## WRITTEN TASK
Pull out every line below holding the word "icon".
begin THE INPUT
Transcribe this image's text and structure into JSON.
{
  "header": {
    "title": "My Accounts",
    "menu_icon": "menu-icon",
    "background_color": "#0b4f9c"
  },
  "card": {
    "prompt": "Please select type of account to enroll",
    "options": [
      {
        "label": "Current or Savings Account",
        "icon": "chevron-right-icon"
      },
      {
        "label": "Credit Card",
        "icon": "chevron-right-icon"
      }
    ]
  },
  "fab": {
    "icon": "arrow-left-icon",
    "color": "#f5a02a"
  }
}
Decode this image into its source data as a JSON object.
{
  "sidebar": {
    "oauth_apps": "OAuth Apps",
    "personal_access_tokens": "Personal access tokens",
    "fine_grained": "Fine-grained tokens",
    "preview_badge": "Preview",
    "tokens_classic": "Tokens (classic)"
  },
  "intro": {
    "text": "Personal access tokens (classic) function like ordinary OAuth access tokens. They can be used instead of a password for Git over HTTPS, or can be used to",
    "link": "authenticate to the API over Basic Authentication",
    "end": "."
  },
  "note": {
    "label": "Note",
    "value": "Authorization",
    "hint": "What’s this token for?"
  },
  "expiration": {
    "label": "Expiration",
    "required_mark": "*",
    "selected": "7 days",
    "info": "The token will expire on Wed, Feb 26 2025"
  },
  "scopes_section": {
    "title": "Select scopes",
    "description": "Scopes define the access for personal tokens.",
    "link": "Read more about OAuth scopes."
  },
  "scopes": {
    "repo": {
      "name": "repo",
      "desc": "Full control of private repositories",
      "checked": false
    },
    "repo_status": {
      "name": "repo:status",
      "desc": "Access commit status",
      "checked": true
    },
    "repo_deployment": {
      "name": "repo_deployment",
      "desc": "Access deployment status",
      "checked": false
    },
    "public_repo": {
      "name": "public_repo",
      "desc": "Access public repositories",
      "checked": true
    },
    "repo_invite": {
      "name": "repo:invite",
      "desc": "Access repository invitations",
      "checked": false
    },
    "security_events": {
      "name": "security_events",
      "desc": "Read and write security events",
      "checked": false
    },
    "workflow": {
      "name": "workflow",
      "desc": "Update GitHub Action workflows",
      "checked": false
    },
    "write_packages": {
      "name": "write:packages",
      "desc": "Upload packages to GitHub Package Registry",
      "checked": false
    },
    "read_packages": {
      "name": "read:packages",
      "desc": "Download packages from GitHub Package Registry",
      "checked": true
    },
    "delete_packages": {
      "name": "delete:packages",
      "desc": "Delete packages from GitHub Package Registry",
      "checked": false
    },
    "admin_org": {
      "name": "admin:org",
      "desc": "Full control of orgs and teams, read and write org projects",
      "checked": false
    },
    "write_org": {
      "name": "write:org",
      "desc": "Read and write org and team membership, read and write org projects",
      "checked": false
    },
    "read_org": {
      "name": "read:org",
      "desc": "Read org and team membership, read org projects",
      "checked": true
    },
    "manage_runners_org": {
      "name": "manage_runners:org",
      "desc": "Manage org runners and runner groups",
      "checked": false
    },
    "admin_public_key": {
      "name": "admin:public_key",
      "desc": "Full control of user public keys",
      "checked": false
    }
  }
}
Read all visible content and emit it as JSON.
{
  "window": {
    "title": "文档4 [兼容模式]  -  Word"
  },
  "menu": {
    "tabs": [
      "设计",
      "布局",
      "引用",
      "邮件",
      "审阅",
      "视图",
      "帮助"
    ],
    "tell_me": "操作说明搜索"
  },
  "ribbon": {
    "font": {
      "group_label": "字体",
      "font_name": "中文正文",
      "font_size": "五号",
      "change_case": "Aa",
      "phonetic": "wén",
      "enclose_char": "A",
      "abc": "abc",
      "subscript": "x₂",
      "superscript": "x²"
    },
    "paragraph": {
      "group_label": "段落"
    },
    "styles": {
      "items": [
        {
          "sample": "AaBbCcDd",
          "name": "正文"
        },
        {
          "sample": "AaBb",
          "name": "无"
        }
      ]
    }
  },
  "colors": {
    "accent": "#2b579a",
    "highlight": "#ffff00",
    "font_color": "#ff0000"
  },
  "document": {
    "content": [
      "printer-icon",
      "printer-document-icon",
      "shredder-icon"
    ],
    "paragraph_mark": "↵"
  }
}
end THE INPUT
## REPLY TO THE EXERCISE
    "menu_icon": "menu-icon",
        "icon": "chevron-right-icon"
        "icon": "chevron-right-icon"
    "icon": "arrow-left-icon",
      "printer-icon",
      "printer-document-icon",
      "shredder-icon"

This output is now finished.